··· DATASET CONTENT

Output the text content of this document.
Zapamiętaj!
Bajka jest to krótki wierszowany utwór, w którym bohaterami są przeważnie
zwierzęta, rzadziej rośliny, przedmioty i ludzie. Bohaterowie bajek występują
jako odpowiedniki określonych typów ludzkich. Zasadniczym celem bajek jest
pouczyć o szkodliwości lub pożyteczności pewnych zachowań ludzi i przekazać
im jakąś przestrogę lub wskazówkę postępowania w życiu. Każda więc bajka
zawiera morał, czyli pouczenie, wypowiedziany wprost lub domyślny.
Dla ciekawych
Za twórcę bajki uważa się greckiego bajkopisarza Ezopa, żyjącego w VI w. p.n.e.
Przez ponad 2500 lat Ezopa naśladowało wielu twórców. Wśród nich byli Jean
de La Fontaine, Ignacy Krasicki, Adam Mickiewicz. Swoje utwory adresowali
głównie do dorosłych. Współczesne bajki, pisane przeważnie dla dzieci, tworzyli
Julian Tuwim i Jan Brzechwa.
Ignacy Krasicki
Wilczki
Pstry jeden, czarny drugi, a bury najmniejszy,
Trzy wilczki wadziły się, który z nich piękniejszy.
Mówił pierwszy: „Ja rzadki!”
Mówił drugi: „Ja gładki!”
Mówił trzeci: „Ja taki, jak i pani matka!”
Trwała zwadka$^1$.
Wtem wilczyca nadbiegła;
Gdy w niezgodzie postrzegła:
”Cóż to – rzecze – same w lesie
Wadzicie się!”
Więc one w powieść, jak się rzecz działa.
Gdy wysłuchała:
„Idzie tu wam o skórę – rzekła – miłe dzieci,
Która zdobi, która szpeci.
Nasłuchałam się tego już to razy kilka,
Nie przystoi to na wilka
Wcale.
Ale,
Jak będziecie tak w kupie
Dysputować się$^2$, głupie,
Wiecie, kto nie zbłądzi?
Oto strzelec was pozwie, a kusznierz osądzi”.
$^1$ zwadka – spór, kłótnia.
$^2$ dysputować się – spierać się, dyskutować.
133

······
··· DATASET CONTENT

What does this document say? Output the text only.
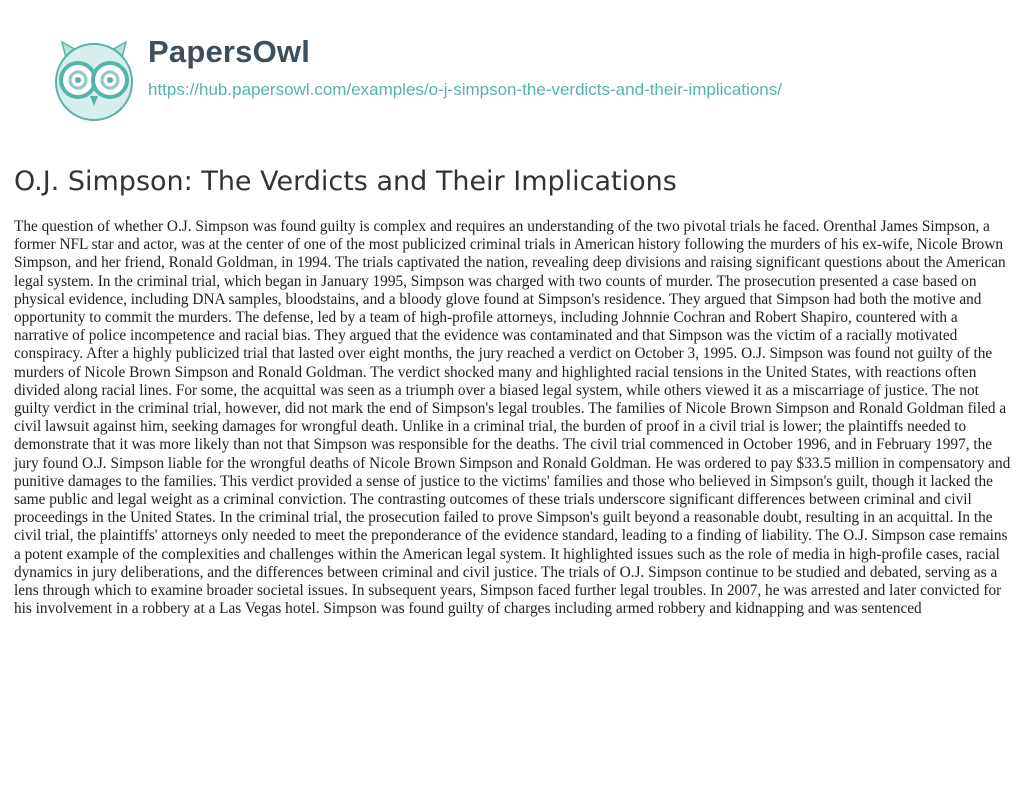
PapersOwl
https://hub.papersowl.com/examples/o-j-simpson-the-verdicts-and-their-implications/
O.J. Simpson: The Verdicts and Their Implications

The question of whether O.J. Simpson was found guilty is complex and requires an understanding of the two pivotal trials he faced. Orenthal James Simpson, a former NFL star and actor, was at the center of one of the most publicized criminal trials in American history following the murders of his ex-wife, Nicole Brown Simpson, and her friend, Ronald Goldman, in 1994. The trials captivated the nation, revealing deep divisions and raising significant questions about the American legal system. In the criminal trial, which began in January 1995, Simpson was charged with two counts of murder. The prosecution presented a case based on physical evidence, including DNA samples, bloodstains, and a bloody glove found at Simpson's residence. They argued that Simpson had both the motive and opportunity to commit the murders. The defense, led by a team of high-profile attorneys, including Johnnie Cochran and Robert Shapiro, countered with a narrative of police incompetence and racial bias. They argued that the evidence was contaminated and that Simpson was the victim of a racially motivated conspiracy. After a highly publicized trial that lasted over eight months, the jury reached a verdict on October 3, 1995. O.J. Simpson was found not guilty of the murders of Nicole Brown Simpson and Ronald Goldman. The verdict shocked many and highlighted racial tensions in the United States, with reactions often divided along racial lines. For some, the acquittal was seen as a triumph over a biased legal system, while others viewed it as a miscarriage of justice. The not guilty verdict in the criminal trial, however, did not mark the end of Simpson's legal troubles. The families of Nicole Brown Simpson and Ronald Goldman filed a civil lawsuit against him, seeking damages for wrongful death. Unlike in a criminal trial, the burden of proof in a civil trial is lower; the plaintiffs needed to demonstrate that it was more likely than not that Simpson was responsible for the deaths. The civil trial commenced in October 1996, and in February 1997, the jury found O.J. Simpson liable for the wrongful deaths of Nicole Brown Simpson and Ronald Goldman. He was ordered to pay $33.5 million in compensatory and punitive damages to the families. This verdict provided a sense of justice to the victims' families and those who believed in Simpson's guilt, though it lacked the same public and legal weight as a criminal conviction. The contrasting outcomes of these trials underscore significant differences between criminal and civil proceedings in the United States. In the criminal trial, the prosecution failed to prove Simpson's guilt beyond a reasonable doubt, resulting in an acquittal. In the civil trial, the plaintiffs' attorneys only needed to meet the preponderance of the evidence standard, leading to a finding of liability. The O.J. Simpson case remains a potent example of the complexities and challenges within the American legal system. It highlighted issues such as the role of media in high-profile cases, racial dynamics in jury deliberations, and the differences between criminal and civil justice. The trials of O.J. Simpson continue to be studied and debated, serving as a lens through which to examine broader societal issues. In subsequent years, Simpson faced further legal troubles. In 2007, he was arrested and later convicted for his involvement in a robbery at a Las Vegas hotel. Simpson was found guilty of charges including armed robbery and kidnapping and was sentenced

······

▶ [DIRECTIVE]: Pick out each line containing "jest" and report it.

▶ [COMPLETED TASK]:
Bajka jest to krótki wierszowany utwór, w którym bohaterami są przeważnie
jako odpowiedniki określonych typów ludzkich. Zasadniczym celem bajek jest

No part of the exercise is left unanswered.